> [What to produce]
Return every line of the data that contains the string "name".

> [Source records]
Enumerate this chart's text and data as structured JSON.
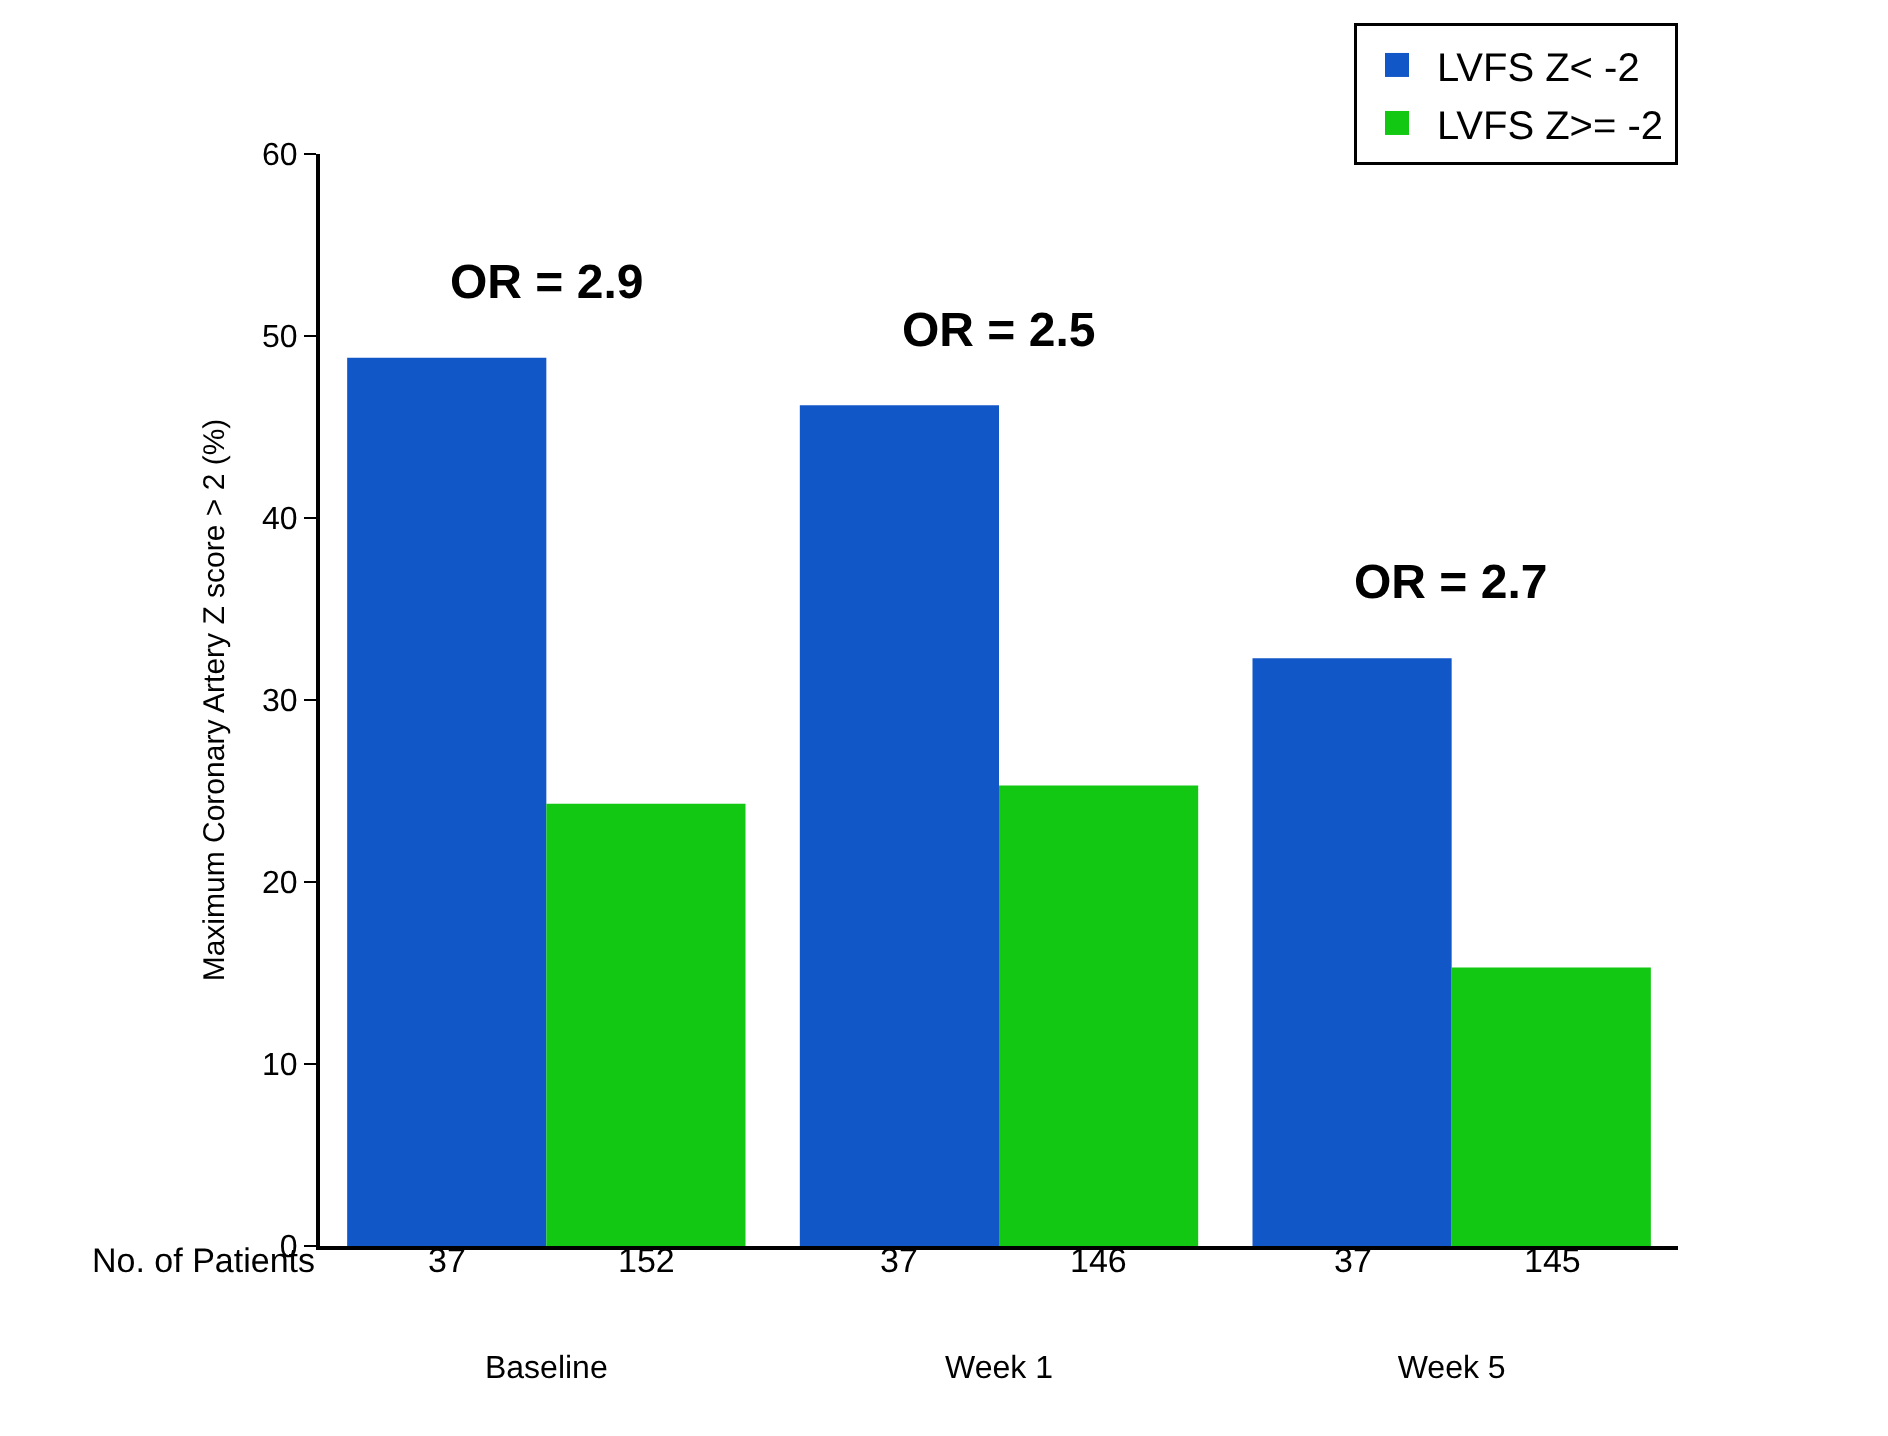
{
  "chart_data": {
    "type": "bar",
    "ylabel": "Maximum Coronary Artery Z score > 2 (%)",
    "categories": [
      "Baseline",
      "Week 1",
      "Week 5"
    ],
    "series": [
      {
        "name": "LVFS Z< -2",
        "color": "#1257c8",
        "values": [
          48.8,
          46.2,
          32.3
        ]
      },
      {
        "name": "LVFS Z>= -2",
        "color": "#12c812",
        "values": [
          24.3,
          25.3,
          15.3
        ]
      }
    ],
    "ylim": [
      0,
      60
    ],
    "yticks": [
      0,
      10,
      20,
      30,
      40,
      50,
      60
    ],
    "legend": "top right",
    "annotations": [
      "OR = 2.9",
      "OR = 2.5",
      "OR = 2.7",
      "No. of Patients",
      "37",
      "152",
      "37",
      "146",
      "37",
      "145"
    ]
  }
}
---
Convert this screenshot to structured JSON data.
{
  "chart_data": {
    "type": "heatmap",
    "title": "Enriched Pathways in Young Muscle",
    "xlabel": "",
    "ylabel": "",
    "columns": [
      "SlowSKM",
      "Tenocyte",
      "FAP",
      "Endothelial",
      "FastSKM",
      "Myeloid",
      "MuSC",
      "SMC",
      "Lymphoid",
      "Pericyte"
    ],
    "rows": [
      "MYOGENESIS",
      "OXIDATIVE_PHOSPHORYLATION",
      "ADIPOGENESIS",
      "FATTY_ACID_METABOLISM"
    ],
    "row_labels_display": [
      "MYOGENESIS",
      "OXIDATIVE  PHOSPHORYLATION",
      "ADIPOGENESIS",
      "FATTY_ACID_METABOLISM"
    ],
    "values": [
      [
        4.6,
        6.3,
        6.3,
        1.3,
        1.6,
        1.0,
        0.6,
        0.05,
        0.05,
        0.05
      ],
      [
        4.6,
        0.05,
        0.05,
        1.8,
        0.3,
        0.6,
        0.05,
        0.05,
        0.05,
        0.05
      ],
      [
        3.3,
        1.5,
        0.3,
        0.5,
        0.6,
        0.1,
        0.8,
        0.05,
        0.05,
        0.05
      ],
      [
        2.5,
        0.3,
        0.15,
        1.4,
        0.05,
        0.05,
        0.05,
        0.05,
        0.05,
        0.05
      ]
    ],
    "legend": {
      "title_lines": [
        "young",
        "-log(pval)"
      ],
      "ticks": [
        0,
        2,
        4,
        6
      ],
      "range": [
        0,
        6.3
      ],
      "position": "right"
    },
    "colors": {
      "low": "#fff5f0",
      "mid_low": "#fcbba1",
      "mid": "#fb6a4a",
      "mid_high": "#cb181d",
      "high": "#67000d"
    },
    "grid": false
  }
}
==
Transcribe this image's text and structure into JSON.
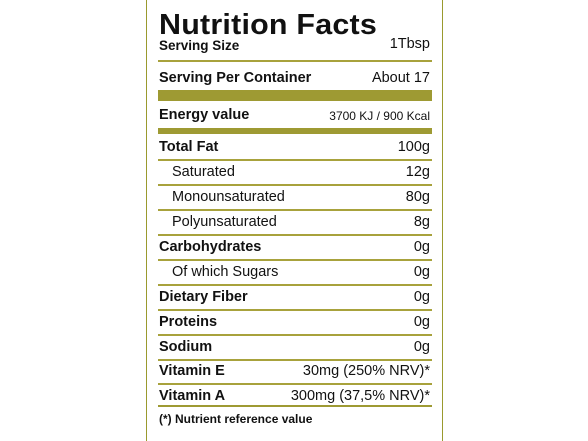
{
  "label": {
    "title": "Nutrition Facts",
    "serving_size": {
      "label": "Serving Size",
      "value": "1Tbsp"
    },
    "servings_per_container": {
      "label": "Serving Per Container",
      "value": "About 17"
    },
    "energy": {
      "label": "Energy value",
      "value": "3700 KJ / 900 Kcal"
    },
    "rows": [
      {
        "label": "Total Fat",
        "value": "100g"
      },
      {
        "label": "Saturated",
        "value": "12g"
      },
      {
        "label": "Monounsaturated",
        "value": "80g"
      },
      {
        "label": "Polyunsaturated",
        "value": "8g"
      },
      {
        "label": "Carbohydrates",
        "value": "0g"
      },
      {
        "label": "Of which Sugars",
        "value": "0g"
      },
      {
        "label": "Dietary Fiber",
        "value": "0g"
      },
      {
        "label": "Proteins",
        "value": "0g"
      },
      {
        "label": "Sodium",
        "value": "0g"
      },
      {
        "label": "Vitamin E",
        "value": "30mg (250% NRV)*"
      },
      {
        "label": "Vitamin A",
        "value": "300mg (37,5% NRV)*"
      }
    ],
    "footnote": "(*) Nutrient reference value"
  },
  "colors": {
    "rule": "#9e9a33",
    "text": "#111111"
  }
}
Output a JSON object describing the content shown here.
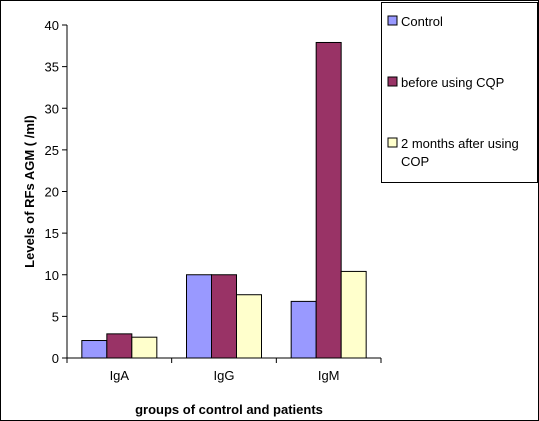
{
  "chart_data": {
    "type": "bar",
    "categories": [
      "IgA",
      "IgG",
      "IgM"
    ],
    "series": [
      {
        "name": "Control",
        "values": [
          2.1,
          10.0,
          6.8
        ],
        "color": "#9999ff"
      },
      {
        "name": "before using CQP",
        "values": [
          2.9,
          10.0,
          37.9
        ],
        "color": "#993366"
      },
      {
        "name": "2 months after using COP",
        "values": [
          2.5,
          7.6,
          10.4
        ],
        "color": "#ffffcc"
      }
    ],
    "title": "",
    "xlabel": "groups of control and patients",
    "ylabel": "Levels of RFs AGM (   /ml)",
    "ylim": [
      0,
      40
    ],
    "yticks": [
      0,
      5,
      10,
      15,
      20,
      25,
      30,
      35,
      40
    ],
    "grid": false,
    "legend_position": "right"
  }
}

> [Your response]
        "name": "LVFS Z< -2",
        "name": "LVFS Z>= -2",
        "name": "Control",
        "name": "before using CQP",
        "name": "2 months after using COP",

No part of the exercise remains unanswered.